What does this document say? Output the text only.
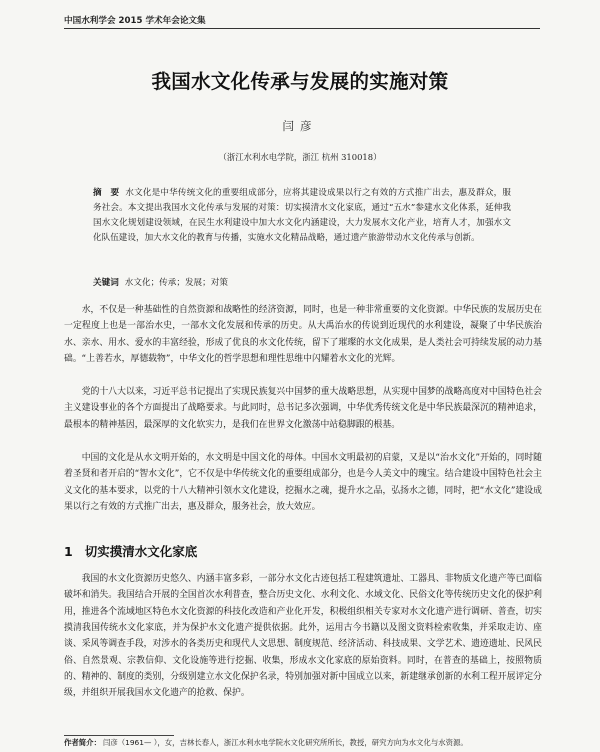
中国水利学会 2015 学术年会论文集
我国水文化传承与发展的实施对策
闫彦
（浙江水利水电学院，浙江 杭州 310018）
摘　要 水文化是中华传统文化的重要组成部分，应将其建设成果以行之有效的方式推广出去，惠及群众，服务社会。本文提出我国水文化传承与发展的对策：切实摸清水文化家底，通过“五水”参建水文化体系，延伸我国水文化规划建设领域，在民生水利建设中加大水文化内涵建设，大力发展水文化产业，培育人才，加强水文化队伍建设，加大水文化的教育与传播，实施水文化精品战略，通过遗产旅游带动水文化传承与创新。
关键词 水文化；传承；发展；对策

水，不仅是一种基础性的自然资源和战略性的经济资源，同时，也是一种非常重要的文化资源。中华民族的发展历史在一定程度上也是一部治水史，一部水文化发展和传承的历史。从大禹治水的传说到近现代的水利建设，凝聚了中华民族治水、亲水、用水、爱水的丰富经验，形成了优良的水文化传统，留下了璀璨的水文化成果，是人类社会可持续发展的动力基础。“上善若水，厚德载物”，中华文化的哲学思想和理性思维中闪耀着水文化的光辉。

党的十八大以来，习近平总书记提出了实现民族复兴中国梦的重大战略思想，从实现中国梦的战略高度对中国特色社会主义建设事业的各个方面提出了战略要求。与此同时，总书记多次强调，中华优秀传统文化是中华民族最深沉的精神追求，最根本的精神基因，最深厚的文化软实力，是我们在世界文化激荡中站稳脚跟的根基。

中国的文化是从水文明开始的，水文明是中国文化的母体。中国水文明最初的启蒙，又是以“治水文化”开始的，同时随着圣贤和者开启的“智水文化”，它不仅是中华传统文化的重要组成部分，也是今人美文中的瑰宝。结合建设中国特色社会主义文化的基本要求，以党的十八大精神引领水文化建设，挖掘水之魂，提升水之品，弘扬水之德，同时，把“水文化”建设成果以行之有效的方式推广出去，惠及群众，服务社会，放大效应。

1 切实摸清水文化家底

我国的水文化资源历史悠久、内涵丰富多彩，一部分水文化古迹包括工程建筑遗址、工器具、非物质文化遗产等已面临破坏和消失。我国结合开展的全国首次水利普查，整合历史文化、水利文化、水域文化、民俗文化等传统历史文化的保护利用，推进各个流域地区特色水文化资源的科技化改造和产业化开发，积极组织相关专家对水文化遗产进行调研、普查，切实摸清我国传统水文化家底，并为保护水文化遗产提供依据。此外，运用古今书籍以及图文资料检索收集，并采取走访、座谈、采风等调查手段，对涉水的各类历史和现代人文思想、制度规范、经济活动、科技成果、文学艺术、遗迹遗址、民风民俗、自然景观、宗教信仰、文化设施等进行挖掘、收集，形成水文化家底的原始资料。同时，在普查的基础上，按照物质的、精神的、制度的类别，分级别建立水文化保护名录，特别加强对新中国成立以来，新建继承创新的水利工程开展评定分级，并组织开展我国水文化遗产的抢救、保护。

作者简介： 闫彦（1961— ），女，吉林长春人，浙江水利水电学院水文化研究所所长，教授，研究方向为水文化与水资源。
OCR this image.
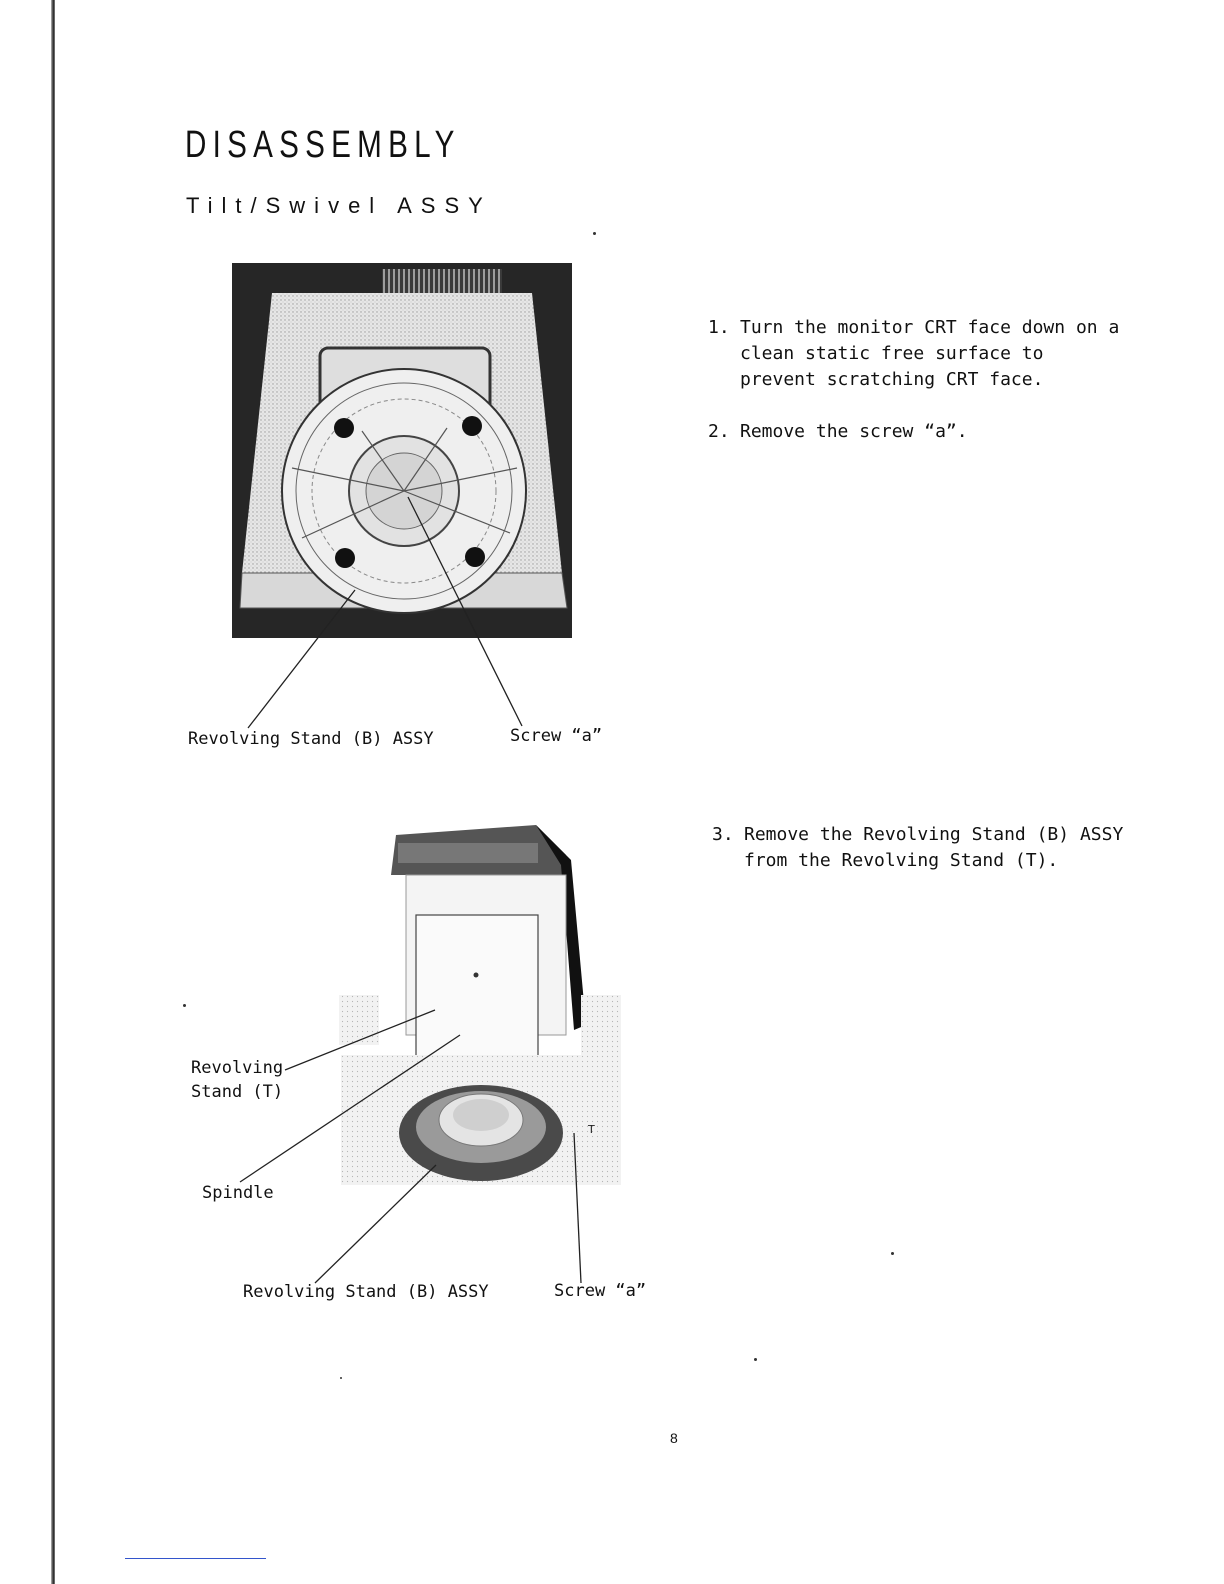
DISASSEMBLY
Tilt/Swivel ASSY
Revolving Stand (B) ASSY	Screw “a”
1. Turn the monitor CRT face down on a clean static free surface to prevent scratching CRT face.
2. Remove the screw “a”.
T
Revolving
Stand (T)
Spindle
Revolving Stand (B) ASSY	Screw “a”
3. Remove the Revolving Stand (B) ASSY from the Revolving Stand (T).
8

#### Short exercise
Pictures are excluded; output everything else in the data verbatim.

#### Complete output
What does this document say? Output the text only.
中国水利学会 2015 学术年会论文集
我国水文化传承与发展的实施对策
闫彦
（浙江水利水电学院，浙江 杭州 310018）
摘　要 水文化是中华传统文化的重要组成部分，应将其建设成果以行之有效的方式推广出去，惠及群众，服务社会。本文提出我国水文化传承与发展的对策：切实摸清水文化家底，通过“五水”参建水文化体系，延伸我国水文化规划建设领域，在民生水利建设中加大水文化内涵建设，大力发展水文化产业，培育人才，加强水文化队伍建设，加大水文化的教育与传播，实施水文化精品战略，通过遗产旅游带动水文化传承与创新。
关键词 水文化；传承；发展；对策

水，不仅是一种基础性的自然资源和战略性的经济资源，同时，也是一种非常重要的文化资源。中华民族的发展历史在一定程度上也是一部治水史，一部水文化发展和传承的历史。从大禹治水的传说到近现代的水利建设，凝聚了中华民族治水、亲水、用水、爱水的丰富经验，形成了优良的水文化传统，留下了璀璨的水文化成果，是人类社会可持续发展的动力基础。“上善若水，厚德载物”，中华文化的哲学思想和理性思维中闪耀着水文化的光辉。

党的十八大以来，习近平总书记提出了实现民族复兴中国梦的重大战略思想，从实现中国梦的战略高度对中国特色社会主义建设事业的各个方面提出了战略要求。与此同时，总书记多次强调，中华优秀传统文化是中华民族最深沉的精神追求，最根本的精神基因，最深厚的文化软实力，是我们在世界文化激荡中站稳脚跟的根基。

中国的文化是从水文明开始的，水文明是中国文化的母体。中国水文明最初的启蒙，又是以“治水文化”开始的，同时随着圣贤和者开启的“智水文化”，它不仅是中华传统文化的重要组成部分，也是今人美文中的瑰宝。结合建设中国特色社会主义文化的基本要求，以党的十八大精神引领水文化建设，挖掘水之魂，提升水之品，弘扬水之德，同时，把“水文化”建设成果以行之有效的方式推广出去，惠及群众，服务社会，放大效应。

1 切实摸清水文化家底

我国的水文化资源历史悠久、内涵丰富多彩，一部分水文化古迹包括工程建筑遗址、工器具、非物质文化遗产等已面临破坏和消失。我国结合开展的全国首次水利普查，整合历史文化、水利文化、水域文化、民俗文化等传统历史文化的保护利用，推进各个流域地区特色水文化资源的科技化改造和产业化开发，积极组织相关专家对水文化遗产进行调研、普查，切实摸清我国传统水文化家底，并为保护水文化遗产提供依据。此外，运用古今书籍以及图文资料检索收集，并采取走访、座谈、采风等调查手段，对涉水的各类历史和现代人文思想、制度规范、经济活动、科技成果、文学艺术、遗迹遗址、民风民俗、自然景观、宗教信仰、文化设施等进行挖掘、收集，形成水文化家底的原始资料。同时，在普查的基础上，按照物质的、精神的、制度的类别，分级别建立水文化保护名录，特别加强对新中国成立以来，新建继承创新的水利工程开展评定分级，并组织开展我国水文化遗产的抢救、保护。

作者简介： 闫彦（1961— ），女，吉林长春人，浙江水利水电学院水文化研究所所长，教授，研究方向为水文化与水资源。
OCR this image.
DISASSEMBLY
Tilt/Swivel ASSY
Revolving Stand (B) ASSY	Screw “a”
1. Turn the monitor CRT face down on a clean static free surface to prevent scratching CRT face.
2. Remove the screw “a”.
T
Revolving
Stand (T)
Spindle
Revolving Stand (B) ASSY	Screw “a”
3. Remove the Revolving Stand (B) ASSY from the Revolving Stand (T).
8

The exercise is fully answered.